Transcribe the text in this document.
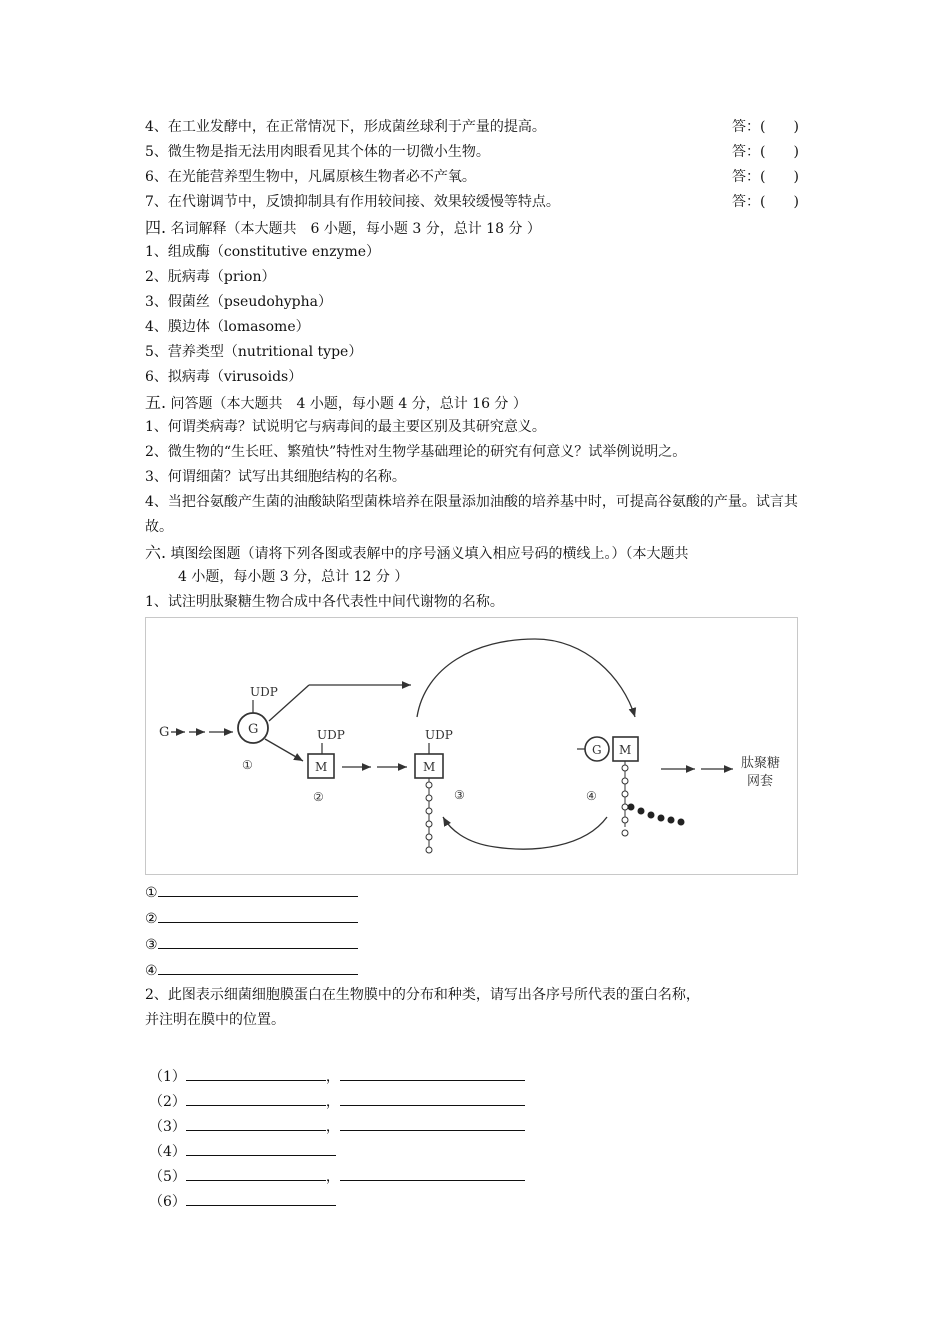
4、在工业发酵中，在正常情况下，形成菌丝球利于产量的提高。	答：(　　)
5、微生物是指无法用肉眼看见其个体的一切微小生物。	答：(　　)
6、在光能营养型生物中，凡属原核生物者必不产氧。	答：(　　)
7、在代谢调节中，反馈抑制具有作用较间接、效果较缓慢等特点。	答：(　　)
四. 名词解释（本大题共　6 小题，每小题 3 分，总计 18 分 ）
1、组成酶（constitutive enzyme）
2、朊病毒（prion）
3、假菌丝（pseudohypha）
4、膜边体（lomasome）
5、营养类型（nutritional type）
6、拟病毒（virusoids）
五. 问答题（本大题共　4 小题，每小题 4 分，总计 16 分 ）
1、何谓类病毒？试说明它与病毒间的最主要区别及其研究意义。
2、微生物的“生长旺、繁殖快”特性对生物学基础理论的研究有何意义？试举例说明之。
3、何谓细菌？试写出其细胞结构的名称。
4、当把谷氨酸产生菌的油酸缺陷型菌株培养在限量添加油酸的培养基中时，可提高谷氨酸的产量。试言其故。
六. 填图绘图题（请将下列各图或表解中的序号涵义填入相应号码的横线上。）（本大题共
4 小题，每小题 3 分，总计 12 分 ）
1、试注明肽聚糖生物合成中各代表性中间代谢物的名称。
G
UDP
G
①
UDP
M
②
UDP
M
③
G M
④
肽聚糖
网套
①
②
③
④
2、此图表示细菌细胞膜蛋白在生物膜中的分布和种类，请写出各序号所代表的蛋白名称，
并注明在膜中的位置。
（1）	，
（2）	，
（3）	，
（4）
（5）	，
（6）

────────

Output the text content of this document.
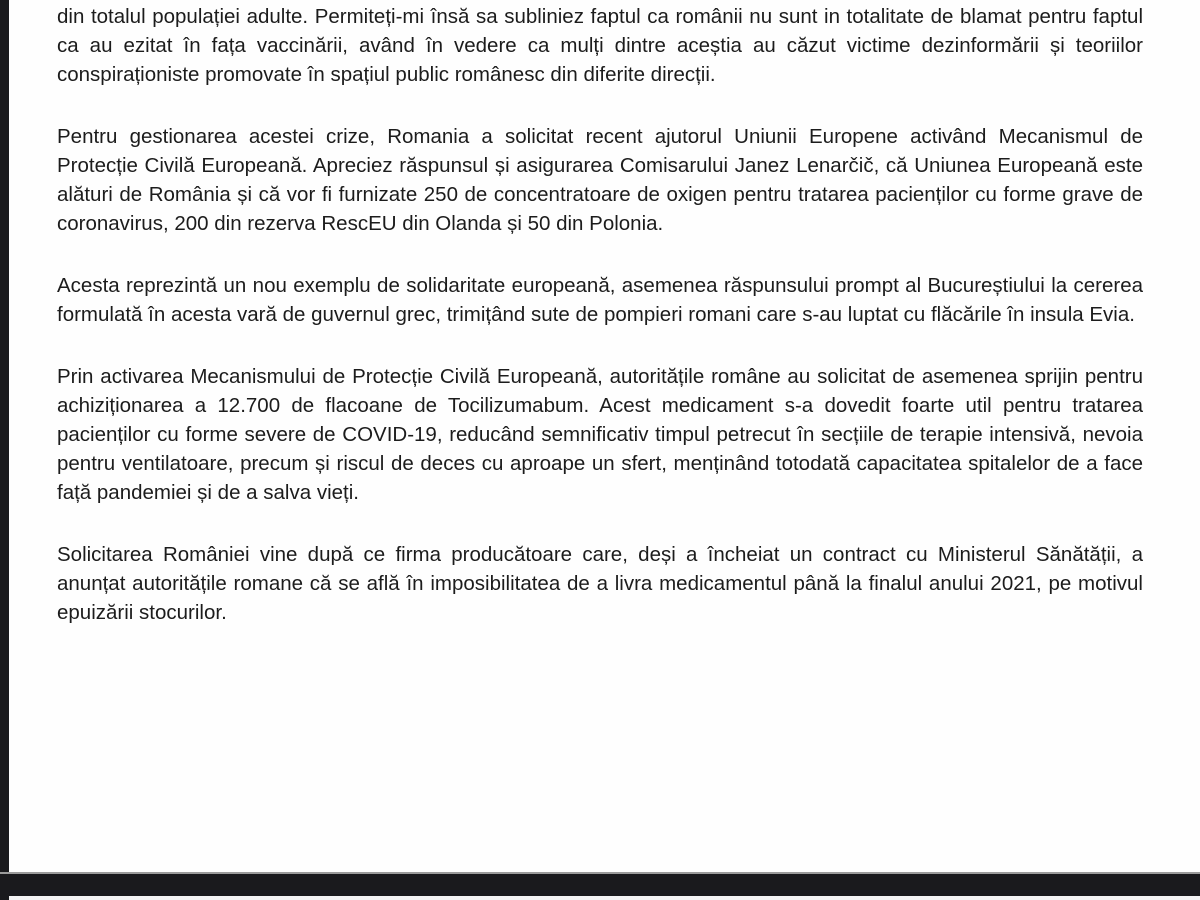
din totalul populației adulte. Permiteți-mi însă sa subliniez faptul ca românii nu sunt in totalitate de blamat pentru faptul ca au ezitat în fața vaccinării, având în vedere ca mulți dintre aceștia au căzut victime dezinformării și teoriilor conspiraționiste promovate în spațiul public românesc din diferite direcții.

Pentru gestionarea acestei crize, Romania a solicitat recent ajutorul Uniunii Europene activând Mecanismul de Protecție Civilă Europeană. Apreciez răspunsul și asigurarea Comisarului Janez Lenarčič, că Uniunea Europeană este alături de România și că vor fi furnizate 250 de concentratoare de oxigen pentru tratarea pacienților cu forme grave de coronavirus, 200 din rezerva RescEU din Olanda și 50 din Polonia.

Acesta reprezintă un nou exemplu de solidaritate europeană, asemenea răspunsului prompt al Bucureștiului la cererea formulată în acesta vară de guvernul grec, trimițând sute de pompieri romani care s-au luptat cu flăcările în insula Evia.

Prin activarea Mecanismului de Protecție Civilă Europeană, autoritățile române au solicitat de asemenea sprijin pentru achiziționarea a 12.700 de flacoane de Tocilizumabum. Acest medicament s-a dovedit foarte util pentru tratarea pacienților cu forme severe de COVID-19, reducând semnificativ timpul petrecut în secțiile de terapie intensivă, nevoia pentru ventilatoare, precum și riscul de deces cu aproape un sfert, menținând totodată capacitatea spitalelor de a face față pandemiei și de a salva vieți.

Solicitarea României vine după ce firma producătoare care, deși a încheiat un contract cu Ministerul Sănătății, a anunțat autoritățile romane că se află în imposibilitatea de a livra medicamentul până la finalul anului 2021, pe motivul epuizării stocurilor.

────────

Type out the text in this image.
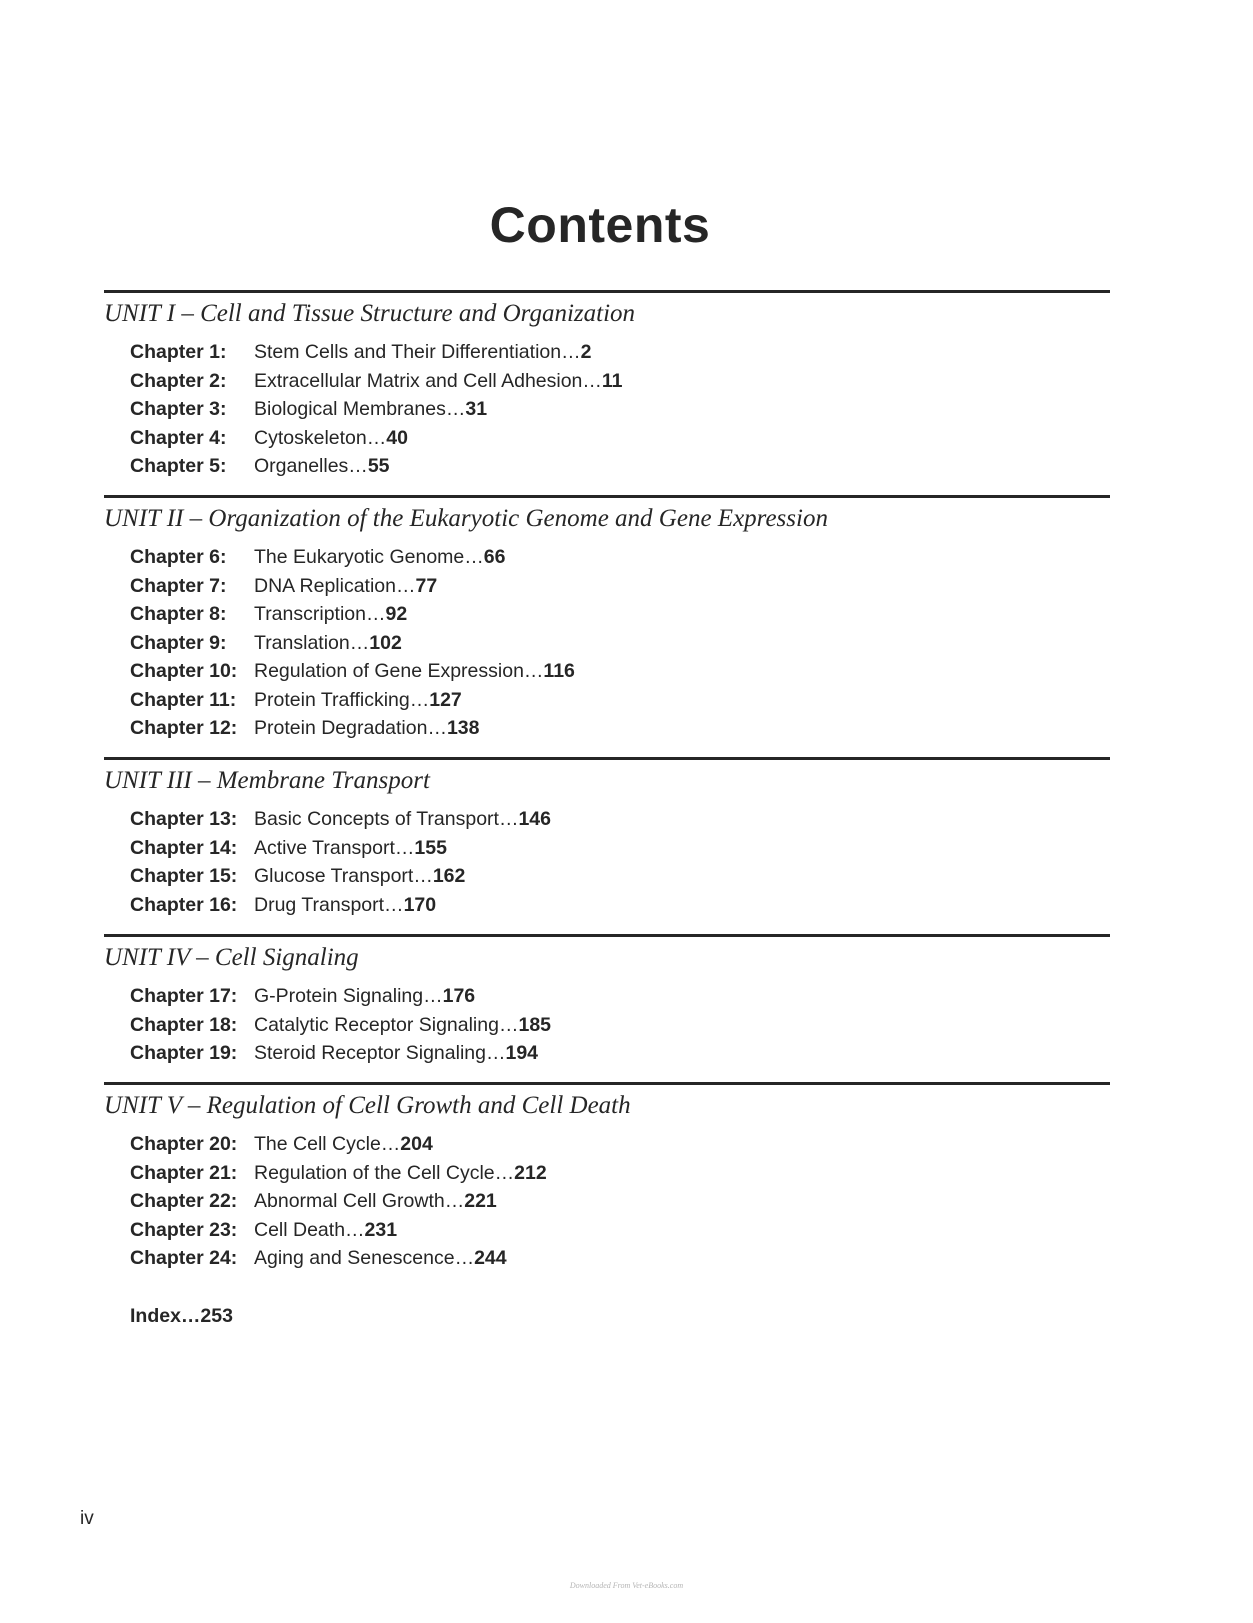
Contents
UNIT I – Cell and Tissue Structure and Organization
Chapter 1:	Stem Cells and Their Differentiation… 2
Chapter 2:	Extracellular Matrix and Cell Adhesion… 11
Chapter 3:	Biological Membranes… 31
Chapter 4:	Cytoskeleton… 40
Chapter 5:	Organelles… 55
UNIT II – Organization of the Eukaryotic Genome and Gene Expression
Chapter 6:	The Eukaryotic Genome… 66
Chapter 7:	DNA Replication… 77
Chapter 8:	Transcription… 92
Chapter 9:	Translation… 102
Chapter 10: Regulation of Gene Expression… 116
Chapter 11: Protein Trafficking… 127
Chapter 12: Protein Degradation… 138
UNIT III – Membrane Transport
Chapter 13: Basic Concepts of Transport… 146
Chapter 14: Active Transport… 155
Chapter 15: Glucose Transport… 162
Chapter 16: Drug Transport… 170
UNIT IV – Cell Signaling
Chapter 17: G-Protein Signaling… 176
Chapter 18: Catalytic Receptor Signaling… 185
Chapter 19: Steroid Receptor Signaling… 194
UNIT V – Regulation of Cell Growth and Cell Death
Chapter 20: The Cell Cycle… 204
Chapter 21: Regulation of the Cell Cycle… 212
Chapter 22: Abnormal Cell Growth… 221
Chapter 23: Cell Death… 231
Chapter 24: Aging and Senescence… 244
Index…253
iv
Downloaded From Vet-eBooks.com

────────

Work required
Could you return all lines from the records that include the word "text"?

Written solution
Transcribe the text in this document.
Output the text content of this document.
Type out the text in this image.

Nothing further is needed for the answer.